**Brief:**
The records below are to be quoted in full; please keep every word exact.

:: Dataset entries ::

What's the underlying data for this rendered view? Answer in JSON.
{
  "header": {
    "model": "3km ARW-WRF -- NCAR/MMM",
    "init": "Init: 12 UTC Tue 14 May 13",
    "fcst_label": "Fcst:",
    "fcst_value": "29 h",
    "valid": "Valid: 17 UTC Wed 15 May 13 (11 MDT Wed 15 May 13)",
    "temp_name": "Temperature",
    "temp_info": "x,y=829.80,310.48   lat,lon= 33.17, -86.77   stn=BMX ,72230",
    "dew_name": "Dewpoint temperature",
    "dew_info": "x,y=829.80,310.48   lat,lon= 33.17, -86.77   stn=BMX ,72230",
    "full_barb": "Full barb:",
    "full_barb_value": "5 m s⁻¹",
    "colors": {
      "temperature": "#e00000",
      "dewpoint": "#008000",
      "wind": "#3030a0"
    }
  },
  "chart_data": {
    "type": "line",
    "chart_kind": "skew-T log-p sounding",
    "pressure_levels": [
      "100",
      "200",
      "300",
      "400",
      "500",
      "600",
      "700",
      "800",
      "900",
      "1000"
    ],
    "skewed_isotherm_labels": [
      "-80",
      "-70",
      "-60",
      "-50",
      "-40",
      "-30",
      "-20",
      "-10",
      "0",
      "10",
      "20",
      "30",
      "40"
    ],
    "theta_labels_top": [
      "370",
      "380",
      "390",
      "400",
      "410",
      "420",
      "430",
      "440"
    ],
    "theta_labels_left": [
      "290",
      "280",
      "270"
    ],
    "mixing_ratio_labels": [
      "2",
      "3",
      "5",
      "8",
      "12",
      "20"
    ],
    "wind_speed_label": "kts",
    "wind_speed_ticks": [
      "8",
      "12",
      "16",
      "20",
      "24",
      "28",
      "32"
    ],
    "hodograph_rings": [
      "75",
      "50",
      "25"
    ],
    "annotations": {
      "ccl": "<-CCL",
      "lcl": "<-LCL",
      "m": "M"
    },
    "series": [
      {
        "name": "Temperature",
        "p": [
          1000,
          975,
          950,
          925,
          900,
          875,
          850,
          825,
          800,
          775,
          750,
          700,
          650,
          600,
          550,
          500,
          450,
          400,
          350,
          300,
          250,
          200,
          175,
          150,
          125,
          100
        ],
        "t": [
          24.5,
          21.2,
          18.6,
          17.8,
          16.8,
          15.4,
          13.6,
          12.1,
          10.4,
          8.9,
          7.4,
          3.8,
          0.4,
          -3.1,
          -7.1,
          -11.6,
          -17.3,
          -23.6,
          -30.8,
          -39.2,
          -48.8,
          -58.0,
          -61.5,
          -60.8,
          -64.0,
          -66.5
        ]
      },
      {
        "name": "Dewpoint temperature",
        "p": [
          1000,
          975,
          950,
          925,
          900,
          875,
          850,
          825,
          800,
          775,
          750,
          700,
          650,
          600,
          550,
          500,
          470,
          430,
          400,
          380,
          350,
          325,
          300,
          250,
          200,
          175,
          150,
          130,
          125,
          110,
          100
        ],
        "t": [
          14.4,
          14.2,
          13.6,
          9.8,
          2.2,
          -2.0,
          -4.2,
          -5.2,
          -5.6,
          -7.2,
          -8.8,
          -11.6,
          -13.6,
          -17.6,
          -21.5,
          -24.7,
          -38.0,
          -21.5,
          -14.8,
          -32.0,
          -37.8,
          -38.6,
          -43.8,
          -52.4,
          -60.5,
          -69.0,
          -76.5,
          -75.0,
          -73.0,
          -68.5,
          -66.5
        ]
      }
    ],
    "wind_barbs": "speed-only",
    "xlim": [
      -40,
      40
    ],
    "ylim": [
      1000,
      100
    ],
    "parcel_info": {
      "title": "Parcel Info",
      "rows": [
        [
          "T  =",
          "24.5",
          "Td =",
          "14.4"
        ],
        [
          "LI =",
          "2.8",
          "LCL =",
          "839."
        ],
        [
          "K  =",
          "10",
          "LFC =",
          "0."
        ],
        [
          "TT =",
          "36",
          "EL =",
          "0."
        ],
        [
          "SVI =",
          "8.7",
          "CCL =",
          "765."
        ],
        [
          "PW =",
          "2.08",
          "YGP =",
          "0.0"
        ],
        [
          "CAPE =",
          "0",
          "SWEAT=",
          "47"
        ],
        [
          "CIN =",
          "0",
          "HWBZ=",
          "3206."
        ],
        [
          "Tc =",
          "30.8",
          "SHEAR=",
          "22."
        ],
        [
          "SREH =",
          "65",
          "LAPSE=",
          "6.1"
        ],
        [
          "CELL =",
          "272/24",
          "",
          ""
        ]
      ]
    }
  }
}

:::

**Full answer:**
What's the underlying data for this rendered view? Answer in JSON.
{
  "header": {
    "model": "3km ARW-WRF -- NCAR/MMM",
    "init": "Init: 12 UTC Tue 14 May 13",
    "fcst_label": "Fcst:",
    "fcst_value": "29 h",
    "valid": "Valid: 17 UTC Wed 15 May 13 (11 MDT Wed 15 May 13)",
    "temp_name": "Temperature",
    "temp_info": "x,y=829.80,310.48   lat,lon= 33.17, -86.77   stn=BMX ,72230",
    "dew_name": "Dewpoint temperature",
    "dew_info": "x,y=829.80,310.48   lat,lon= 33.17, -86.77   stn=BMX ,72230",
    "full_barb": "Full barb:",
    "full_barb_value": "5 m s⁻¹",
    "colors": {
      "temperature": "#e00000",
      "dewpoint": "#008000",
      "wind": "#3030a0"
    }
  },
  "chart_data": {
    "type": "line",
    "chart_kind": "skew-T log-p sounding",
    "pressure_levels": [
      "100",
      "200",
      "300",
      "400",
      "500",
      "600",
      "700",
      "800",
      "900",
      "1000"
    ],
    "skewed_isotherm_labels": [
      "-80",
      "-70",
      "-60",
      "-50",
      "-40",
      "-30",
      "-20",
      "-10",
      "0",
      "10",
      "20",
      "30",
      "40"
    ],
    "theta_labels_top": [
      "370",
      "380",
      "390",
      "400",
      "410",
      "420",
      "430",
      "440"
    ],
    "theta_labels_left": [
      "290",
      "280",
      "270"
    ],
    "mixing_ratio_labels": [
      "2",
      "3",
      "5",
      "8",
      "12",
      "20"
    ],
    "wind_speed_label": "kts",
    "wind_speed_ticks": [
      "8",
      "12",
      "16",
      "20",
      "24",
      "28",
      "32"
    ],
    "hodograph_rings": [
      "75",
      "50",
      "25"
    ],
    "annotations": {
      "ccl": "<-CCL",
      "lcl": "<-LCL",
      "m": "M"
    },
    "series": [
      {
        "name": "Temperature",
        "p": [
          1000,
          975,
          950,
          925,
          900,
          875,
          850,
          825,
          800,
          775,
          750,
          700,
          650,
          600,
          550,
          500,
          450,
          400,
          350,
          300,
          250,
          200,
          175,
          150,
          125,
          100
        ],
        "t": [
          24.5,
          21.2,
          18.6,
          17.8,
          16.8,
          15.4,
          13.6,
          12.1,
          10.4,
          8.9,
          7.4,
          3.8,
          0.4,
          -3.1,
          -7.1,
          -11.6,
          -17.3,
          -23.6,
          -30.8,
          -39.2,
          -48.8,
          -58.0,
          -61.5,
          -60.8,
          -64.0,
          -66.5
        ]
      },
      {
        "name": "Dewpoint temperature",
        "p": [
          1000,
          975,
          950,
          925,
          900,
          875,
          850,
          825,
          800,
          775,
          750,
          700,
          650,
          600,
          550,
          500,
          470,
          430,
          400,
          380,
          350,
          325,
          300,
          250,
          200,
          175,
          150,
          130,
          125,
          110,
          100
        ],
        "t": [
          14.4,
          14.2,
          13.6,
          9.8,
          2.2,
          -2.0,
          -4.2,
          -5.2,
          -5.6,
          -7.2,
          -8.8,
          -11.6,
          -13.6,
          -17.6,
          -21.5,
          -24.7,
          -38.0,
          -21.5,
          -14.8,
          -32.0,
          -37.8,
          -38.6,
          -43.8,
          -52.4,
          -60.5,
          -69.0,
          -76.5,
          -75.0,
          -73.0,
          -68.5,
          -66.5
        ]
      }
    ],
    "wind_barbs": "speed-only",
    "xlim": [
      -40,
      40
    ],
    "ylim": [
      1000,
      100
    ],
    "parcel_info": {
      "title": "Parcel Info",
      "rows": [
        [
          "T  =",
          "24.5",
          "Td =",
          "14.4"
        ],
        [
          "LI =",
          "2.8",
          "LCL =",
          "839."
        ],
        [
          "K  =",
          "10",
          "LFC =",
          "0."
        ],
        [
          "TT =",
          "36",
          "EL =",
          "0."
        ],
        [
          "SVI =",
          "8.7",
          "CCL =",
          "765."
        ],
        [
          "PW =",
          "2.08",
          "YGP =",
          "0.0"
        ],
        [
          "CAPE =",
          "0",
          "SWEAT=",
          "47"
        ],
        [
          "CIN =",
          "0",
          "HWBZ=",
          "3206."
        ],
        [
          "Tc =",
          "30.8",
          "SHEAR=",
          "22."
        ],
        [
          "SREH =",
          "65",
          "LAPSE=",
          "6.1"
        ],
        [
          "CELL =",
          "272/24",
          "",
          ""
        ]
      ]
    }
  }
}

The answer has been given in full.